STATED EXERCISE: Select all lines with the string "this" in them, and copy those lines.

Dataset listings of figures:
>> begin
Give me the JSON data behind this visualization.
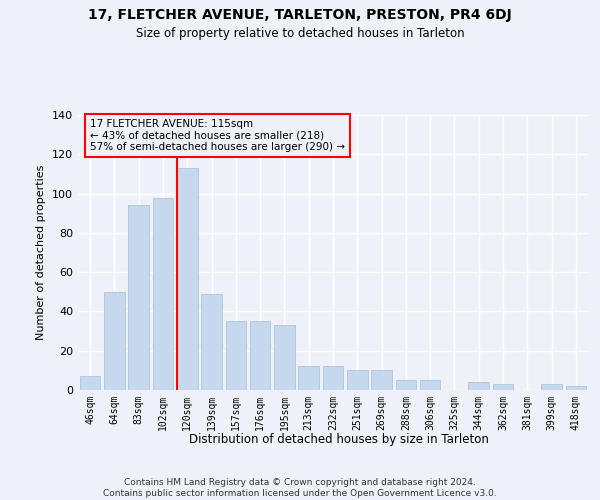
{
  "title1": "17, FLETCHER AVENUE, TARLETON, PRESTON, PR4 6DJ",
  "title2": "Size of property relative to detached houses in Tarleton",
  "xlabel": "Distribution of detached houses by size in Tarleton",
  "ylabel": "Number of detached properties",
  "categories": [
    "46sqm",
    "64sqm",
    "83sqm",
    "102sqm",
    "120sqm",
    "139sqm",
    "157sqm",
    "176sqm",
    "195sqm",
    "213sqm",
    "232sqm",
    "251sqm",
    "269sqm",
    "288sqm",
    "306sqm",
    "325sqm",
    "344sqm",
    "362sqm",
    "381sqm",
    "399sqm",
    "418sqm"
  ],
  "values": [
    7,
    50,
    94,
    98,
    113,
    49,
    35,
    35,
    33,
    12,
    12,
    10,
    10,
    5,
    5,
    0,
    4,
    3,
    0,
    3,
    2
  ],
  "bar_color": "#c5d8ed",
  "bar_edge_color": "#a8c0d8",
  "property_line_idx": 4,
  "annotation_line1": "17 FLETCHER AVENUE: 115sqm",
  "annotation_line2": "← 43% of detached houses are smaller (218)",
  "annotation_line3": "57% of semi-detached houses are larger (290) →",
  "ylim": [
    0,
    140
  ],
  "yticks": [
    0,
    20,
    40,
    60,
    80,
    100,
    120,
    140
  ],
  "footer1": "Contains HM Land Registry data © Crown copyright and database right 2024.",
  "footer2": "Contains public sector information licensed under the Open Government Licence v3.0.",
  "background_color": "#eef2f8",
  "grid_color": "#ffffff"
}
>> end
>> begin
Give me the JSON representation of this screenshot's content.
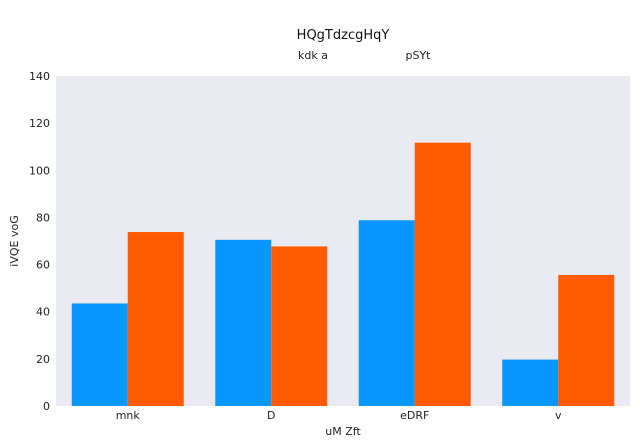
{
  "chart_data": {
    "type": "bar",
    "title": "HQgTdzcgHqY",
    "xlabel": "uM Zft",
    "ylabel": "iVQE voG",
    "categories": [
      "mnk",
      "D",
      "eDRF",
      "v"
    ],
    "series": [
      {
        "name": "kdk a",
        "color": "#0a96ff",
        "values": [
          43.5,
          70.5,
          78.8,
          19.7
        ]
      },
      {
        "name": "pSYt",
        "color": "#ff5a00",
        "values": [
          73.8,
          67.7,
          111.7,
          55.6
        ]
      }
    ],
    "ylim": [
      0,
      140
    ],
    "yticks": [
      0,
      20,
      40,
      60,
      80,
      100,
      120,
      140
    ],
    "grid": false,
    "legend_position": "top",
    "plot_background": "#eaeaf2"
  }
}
>> end
RESPONSE BELOW:
Give me the JSON data behind this visualization.
Give me the JSON representation of this screenshot's content.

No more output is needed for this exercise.